Task statement:
Show all lines of the listing that hold the word "title".

--- START Listing ---

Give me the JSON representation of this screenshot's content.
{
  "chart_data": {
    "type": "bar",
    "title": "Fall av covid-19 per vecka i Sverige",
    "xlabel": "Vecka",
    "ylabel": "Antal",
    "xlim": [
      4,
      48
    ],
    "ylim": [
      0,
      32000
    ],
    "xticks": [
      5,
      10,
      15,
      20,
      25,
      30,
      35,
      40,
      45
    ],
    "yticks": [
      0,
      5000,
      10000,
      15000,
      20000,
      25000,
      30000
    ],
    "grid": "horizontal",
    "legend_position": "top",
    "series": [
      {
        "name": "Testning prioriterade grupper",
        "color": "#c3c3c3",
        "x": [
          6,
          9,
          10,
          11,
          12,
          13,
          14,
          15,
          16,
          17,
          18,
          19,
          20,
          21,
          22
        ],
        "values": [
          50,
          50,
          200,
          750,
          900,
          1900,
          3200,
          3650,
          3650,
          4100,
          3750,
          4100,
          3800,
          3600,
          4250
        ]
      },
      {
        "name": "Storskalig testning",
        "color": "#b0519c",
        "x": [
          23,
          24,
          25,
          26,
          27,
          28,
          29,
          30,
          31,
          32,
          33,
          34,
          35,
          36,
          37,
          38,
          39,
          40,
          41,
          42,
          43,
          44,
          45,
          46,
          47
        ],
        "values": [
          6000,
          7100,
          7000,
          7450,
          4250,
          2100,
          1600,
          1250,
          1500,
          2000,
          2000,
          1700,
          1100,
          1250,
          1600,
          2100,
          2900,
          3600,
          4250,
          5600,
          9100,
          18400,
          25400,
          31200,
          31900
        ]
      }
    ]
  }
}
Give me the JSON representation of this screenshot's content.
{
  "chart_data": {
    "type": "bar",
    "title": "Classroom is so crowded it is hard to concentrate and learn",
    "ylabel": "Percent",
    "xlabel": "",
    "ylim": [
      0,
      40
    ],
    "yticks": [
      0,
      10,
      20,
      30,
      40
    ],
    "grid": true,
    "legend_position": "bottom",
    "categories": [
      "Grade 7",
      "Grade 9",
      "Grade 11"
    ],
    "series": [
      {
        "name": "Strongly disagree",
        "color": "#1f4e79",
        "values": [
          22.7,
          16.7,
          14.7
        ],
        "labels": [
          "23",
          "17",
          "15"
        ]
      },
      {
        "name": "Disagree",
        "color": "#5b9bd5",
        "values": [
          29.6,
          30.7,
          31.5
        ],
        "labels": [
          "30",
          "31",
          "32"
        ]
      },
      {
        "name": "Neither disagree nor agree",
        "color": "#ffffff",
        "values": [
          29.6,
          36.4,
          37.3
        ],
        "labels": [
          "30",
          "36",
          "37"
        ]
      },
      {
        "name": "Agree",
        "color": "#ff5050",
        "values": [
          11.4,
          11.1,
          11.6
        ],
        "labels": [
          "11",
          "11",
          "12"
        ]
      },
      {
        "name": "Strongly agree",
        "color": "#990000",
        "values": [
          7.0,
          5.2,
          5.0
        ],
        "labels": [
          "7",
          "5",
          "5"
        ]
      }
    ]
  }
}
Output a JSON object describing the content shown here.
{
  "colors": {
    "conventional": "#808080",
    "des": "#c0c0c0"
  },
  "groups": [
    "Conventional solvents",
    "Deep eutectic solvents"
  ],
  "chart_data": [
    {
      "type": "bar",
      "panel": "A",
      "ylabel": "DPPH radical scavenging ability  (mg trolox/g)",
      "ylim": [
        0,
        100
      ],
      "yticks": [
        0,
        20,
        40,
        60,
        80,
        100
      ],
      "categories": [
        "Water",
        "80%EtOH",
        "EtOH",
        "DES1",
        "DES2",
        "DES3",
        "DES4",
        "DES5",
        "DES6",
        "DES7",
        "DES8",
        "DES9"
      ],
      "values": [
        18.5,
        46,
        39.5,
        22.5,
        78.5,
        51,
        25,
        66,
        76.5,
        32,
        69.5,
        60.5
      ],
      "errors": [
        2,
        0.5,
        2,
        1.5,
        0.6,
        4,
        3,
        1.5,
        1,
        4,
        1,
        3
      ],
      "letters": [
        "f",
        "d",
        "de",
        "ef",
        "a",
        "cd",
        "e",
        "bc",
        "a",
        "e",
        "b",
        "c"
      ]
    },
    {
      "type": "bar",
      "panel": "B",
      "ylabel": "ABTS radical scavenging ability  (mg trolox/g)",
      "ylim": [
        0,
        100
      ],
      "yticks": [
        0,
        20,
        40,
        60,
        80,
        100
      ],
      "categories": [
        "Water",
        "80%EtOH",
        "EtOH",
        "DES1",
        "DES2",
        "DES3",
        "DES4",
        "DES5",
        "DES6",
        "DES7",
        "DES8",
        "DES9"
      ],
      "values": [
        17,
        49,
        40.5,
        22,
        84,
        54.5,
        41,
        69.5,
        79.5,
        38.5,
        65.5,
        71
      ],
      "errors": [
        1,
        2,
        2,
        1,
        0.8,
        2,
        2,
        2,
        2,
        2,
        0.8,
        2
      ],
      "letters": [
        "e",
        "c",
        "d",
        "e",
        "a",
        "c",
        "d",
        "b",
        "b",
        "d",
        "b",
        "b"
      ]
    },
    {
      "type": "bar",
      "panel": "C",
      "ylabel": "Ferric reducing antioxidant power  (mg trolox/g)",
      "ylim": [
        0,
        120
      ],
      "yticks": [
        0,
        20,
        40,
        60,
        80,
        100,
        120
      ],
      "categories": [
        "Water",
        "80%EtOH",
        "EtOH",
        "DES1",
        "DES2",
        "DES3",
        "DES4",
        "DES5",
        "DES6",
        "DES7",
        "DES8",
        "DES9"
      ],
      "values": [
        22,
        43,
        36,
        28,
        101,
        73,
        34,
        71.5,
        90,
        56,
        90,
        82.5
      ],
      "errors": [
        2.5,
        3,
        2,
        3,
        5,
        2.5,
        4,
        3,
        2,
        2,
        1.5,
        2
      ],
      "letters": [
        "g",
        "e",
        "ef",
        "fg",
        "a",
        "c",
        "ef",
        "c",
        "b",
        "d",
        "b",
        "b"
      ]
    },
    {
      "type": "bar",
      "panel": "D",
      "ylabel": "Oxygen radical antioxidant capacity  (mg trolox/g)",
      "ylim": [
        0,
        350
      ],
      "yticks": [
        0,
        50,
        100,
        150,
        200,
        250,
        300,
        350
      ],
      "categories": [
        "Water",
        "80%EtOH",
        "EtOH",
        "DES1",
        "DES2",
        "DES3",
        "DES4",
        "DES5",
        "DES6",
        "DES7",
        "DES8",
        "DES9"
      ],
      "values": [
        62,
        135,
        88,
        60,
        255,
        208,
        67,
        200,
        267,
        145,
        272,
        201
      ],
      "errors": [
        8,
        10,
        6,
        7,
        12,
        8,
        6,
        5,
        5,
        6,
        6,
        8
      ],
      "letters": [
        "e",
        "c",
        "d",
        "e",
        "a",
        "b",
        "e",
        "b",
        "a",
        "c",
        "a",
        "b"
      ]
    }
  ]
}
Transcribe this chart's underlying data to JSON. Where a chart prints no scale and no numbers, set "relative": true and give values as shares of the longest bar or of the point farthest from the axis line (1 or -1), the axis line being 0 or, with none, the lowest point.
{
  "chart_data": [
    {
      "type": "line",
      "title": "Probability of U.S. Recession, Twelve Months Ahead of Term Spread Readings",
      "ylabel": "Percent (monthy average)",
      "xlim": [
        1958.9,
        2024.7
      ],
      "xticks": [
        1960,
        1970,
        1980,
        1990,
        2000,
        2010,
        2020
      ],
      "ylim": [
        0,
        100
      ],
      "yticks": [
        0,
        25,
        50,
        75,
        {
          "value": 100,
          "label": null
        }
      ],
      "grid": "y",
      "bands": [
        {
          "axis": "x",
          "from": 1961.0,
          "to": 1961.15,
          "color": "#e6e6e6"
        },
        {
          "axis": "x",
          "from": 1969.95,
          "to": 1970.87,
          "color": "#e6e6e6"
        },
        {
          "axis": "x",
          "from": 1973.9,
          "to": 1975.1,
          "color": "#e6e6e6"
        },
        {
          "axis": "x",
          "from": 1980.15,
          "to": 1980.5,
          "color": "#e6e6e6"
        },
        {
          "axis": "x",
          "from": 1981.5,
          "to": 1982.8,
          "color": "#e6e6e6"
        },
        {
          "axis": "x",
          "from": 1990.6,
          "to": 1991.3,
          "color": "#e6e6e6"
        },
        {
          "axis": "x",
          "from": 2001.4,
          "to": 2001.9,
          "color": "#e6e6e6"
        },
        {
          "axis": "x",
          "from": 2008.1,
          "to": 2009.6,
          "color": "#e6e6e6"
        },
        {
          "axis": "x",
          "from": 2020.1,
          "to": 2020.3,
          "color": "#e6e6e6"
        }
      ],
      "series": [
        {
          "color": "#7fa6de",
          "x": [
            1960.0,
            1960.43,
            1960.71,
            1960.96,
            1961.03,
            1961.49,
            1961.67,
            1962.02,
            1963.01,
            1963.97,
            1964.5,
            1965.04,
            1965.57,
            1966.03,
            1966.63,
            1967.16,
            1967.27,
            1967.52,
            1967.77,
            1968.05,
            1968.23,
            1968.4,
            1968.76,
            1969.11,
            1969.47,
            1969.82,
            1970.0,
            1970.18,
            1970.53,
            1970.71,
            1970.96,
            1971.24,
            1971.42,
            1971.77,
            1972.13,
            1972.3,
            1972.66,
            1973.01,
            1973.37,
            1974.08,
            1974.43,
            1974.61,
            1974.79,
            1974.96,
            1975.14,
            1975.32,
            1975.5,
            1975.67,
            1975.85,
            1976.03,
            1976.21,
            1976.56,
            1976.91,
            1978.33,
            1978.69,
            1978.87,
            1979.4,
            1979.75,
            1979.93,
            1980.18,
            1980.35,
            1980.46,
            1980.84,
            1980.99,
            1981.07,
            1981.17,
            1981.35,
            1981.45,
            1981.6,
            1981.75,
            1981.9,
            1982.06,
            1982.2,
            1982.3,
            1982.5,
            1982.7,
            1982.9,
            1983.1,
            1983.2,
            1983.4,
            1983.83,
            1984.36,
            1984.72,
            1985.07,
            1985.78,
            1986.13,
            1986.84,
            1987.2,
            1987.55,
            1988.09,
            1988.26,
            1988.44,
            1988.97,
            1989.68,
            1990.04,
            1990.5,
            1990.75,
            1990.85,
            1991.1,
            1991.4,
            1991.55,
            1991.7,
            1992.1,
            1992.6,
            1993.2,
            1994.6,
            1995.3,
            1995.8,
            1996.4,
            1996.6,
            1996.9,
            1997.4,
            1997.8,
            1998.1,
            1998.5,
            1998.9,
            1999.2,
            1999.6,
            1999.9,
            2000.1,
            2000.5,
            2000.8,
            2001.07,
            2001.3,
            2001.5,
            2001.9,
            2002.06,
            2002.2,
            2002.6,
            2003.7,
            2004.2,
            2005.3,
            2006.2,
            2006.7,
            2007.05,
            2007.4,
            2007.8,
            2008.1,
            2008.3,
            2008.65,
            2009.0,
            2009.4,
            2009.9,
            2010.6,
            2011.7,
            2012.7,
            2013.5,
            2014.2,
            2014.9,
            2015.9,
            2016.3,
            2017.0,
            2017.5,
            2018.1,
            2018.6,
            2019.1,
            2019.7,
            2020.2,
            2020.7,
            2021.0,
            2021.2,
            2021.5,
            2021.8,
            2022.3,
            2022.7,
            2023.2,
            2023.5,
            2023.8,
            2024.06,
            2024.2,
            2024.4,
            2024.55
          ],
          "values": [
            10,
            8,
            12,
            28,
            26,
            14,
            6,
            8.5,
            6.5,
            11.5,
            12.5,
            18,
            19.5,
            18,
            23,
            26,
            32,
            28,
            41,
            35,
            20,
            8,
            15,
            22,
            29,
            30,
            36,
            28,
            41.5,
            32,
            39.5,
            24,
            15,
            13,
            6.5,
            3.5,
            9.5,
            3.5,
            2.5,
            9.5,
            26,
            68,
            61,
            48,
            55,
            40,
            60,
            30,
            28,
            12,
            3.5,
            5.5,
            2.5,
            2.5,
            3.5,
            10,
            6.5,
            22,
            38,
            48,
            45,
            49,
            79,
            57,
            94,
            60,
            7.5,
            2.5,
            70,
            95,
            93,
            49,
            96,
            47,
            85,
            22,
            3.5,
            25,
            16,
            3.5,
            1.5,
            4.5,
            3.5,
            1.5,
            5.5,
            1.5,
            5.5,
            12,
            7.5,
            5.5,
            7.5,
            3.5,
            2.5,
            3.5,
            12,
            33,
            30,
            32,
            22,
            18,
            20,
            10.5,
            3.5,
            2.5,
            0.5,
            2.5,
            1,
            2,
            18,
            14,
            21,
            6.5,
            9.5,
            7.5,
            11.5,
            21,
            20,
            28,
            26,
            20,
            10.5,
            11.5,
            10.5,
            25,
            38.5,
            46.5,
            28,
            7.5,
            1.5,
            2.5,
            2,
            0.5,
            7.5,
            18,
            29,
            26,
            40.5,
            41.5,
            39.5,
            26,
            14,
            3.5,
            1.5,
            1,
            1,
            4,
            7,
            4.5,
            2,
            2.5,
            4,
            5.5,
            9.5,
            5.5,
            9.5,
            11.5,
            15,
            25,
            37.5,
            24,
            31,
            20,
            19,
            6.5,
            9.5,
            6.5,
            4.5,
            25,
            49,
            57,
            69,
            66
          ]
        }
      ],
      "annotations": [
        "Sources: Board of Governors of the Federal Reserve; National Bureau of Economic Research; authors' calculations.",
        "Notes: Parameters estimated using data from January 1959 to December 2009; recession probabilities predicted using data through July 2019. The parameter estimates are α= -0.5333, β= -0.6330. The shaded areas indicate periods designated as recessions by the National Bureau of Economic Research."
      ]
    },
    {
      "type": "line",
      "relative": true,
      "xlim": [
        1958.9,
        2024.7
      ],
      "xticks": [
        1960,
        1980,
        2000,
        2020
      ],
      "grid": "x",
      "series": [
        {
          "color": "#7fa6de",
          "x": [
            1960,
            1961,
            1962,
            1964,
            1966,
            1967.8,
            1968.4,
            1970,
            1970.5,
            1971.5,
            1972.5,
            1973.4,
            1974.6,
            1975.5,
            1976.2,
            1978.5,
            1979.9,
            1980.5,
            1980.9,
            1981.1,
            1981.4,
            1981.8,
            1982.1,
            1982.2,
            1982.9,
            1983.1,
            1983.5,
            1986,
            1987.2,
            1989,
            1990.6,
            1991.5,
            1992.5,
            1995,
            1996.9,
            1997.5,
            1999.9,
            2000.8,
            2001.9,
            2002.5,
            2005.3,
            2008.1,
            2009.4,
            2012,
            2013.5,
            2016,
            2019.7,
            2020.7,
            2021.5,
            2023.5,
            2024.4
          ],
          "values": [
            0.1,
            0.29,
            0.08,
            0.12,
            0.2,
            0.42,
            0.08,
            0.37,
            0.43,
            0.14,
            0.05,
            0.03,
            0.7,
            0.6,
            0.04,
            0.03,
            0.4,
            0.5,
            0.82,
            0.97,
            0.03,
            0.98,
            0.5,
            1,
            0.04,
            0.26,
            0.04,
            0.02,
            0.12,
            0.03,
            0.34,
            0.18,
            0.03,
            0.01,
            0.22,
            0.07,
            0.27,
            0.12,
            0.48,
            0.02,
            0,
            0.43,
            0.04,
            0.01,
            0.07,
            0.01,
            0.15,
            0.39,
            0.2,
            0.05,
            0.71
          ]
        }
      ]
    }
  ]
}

--- END Listing ---

Output for this exercise:
    "title": "Fall av covid-19 per vecka i Sverige",
    "title": "Classroom is so crowded it is hard to concentrate and learn",
      "title": "Probability of U.S. Recession, Twelve Months Ahead of Term Spread Readings",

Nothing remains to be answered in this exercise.